→ Data items
-- Begin --

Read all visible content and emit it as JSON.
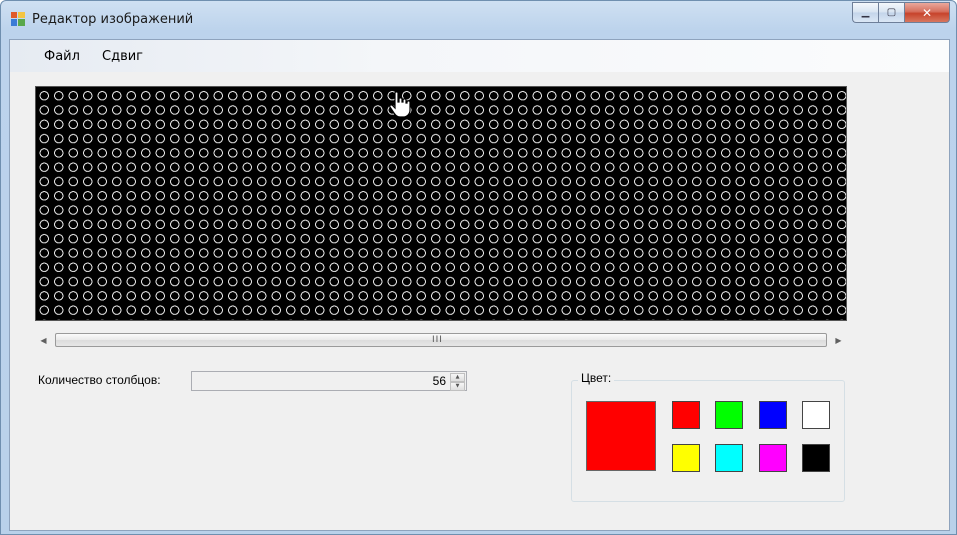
{
  "window": {
    "title": "Редактор изображений"
  },
  "menu": {
    "file": "Файл",
    "shift": "Сдвиг"
  },
  "scrollbar": {
    "grip": "III"
  },
  "columns": {
    "label": "Количество столбцов:",
    "value": "56"
  },
  "color_group": {
    "title": "Цвет:",
    "current_color": "#ff0000",
    "swatches": [
      "#ff0000",
      "#00ff00",
      "#0000ff",
      "#ffffff",
      "#ffff00",
      "#00ffff",
      "#ff00ff",
      "#000000"
    ]
  },
  "canvas": {
    "background": "#000000",
    "led_color": "#e6e6e6"
  }
}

-- End --

→ Short problem
Extract the full listing above verbatim; pictures are to be left out of the copy.

→ Answer in full
Read all visible content and emit it as JSON.
{
  "window": {
    "title": "Редактор изображений"
  },
  "menu": {
    "file": "Файл",
    "shift": "Сдвиг"
  },
  "scrollbar": {
    "grip": "III"
  },
  "columns": {
    "label": "Количество столбцов:",
    "value": "56"
  },
  "color_group": {
    "title": "Цвет:",
    "current_color": "#ff0000",
    "swatches": [
      "#ff0000",
      "#00ff00",
      "#0000ff",
      "#ffffff",
      "#ffff00",
      "#00ffff",
      "#ff00ff",
      "#000000"
    ]
  },
  "canvas": {
    "background": "#000000",
    "led_color": "#e6e6e6"
  }
}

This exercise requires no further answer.